TRECHO DO TEXTO =>

^^^^^^^^^^^^^^^^

Guilherme Boulos: O Bolsonaro disse que iria salvar a economia e o Doria/Covas, as vidas. No final, não salvaram nem as vidas nem a economia. O Covas implementou a quarentena em São Paulo sem dar as condições mínimas para as pessoas ficarem em casa e sem qualquer auxílios aos micro, pequenos e médios empresários. Todos ficaram abandonados à própria sorte. Eu acompanhei de perto o perrengue do Sidônis, que tem um mercadinho do lado de casa lá no Campo Limpo. Faltou muito pouco para ele não fechar as portas durante a pandemia. Só não faliu porque a turma do bairro foi ponta firme.
Para reaquecer a economia, é preciso ter dinheiro rodando. É por isso que, no dia primeiro de janeiro, eu e Luiza Erundina vamos criar o Renda Solidária para até um milhão de famílias que vivem na extrema pobreza na cidade mais rica do país. Esse dinheiro vai ser gasto pelo povo em supermercados, farmácias, açougues. Além disso, garantir uma ampla renegociação e isenção temporária dos impostos e taxas municipais de microempresas e pequenos comerciantes atingidos pela pandemia para que os comerciantes saiam do sufoco criado pelo descaso que vivemos durante a pandemia.

^^^^^^^^^^^^^^^^

DADOS FORNECIDOS =>

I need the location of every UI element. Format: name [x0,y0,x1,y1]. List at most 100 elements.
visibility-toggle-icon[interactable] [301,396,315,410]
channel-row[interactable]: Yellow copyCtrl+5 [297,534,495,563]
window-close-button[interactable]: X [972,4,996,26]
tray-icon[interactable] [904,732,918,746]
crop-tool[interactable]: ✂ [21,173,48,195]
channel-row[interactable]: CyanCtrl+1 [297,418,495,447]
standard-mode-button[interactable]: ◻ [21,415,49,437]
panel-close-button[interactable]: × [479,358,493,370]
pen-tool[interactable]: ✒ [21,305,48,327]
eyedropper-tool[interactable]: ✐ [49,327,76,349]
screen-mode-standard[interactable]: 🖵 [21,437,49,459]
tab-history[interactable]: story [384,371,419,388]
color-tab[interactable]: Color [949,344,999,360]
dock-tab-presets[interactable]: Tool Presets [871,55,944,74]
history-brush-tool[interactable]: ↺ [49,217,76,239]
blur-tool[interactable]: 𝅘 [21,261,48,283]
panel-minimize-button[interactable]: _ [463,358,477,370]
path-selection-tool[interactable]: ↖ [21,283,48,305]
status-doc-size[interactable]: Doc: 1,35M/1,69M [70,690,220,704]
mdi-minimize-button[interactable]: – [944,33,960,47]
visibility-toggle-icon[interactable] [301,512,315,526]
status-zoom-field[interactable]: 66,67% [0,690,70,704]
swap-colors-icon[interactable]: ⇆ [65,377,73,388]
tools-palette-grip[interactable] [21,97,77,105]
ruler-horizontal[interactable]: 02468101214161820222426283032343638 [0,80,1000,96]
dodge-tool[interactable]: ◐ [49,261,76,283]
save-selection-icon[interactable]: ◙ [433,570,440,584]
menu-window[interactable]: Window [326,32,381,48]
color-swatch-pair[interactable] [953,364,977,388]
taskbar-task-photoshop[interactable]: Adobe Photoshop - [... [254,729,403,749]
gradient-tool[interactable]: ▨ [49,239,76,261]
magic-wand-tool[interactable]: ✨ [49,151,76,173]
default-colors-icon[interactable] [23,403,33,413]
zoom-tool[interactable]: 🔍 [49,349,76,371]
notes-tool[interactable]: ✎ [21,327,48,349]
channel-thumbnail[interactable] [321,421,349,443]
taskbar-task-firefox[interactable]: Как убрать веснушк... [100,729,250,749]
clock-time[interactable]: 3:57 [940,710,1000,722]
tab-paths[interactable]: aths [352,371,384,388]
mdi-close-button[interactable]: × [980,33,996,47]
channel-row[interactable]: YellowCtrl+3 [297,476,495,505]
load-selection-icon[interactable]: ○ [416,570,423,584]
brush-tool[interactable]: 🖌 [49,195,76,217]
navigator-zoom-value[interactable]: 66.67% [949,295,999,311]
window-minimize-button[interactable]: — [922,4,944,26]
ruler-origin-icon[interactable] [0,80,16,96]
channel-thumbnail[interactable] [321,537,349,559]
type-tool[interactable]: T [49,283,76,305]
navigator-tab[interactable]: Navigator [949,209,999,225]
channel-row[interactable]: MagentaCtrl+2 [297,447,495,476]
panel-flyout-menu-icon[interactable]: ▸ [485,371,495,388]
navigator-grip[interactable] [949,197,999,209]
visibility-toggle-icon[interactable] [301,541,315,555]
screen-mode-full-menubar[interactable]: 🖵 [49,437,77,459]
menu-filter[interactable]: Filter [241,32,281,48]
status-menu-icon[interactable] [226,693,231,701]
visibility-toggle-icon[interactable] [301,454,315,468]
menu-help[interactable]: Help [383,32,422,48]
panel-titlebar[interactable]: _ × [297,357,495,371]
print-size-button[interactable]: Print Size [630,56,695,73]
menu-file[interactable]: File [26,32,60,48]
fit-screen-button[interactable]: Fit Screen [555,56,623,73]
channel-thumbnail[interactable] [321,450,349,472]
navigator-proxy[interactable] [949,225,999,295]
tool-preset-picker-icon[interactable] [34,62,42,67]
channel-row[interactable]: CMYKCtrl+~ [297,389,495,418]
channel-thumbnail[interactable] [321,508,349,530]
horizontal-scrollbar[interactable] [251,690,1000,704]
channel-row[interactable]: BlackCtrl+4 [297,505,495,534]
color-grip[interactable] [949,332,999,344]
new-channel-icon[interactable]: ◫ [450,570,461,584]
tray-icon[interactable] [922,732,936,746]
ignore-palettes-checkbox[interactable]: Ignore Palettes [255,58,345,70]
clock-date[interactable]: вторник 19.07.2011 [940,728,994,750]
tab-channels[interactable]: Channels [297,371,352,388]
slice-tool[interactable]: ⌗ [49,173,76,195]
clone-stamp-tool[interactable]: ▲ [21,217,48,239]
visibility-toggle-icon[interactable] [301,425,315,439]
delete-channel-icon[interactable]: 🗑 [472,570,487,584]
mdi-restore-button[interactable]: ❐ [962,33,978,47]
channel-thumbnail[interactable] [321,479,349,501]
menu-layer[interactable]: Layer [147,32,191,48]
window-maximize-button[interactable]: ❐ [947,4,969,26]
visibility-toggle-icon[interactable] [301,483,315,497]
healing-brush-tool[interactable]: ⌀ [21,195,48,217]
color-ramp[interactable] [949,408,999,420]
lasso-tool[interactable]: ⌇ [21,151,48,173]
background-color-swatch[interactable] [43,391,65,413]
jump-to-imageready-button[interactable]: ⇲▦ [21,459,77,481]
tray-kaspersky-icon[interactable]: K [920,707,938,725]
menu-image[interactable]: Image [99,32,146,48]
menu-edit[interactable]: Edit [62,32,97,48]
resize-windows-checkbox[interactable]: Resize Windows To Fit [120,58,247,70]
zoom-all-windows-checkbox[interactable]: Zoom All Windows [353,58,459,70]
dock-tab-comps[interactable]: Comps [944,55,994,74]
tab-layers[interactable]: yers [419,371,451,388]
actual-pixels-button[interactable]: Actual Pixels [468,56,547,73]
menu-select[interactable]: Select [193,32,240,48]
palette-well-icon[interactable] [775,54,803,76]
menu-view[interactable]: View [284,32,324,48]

^^^^^^^^^^^^^^^^

A FAZER =>
Por favor, extraia na íntegra, sem nenhuma alteração, o trecho da fala de Guilherme Boulos apresentado acima.

SUA SOLUÇÃO =>
Guilherme Boulos: O Bolsonaro disse que iria salvar a economia e o Doria/Covas, as vidas. No final, não salvaram nem as vidas nem a economia. O Covas implementou a quarentena em São Paulo sem dar as condições mínimas para as pessoas ficarem em casa e sem qualquer auxílios aos micro, pequenos e médios empresários. Todos ficaram abandonados à própria sorte. Eu acompanhei de perto o perrengue do Sidônis, que tem um mercadinho do lado de casa lá no Campo Limpo. Faltou muito pouco para ele não fechar as portas durante a pandemia. Só não faliu porque a turma do bairro foi ponta firme.
Para reaquecer a economia, é preciso ter dinheiro rodando. É por isso que, no dia primeiro de janeiro, eu e Luiza Erundina vamos criar o Renda Solidária para até um milhão de famílias que vivem na extrema pobreza na cidade mais rica do país. Esse dinheiro vai ser gasto pelo povo em supermercados, farmácias, açougues. Além disso, garantir uma ampla renegociação e isenção temporária dos impostos e taxas municipais de microempresas e pequenos comerciantes atingidos pela pandemia para que os comerciantes saiam do sufoco criado pelo descaso que vivemos durante a pandemia.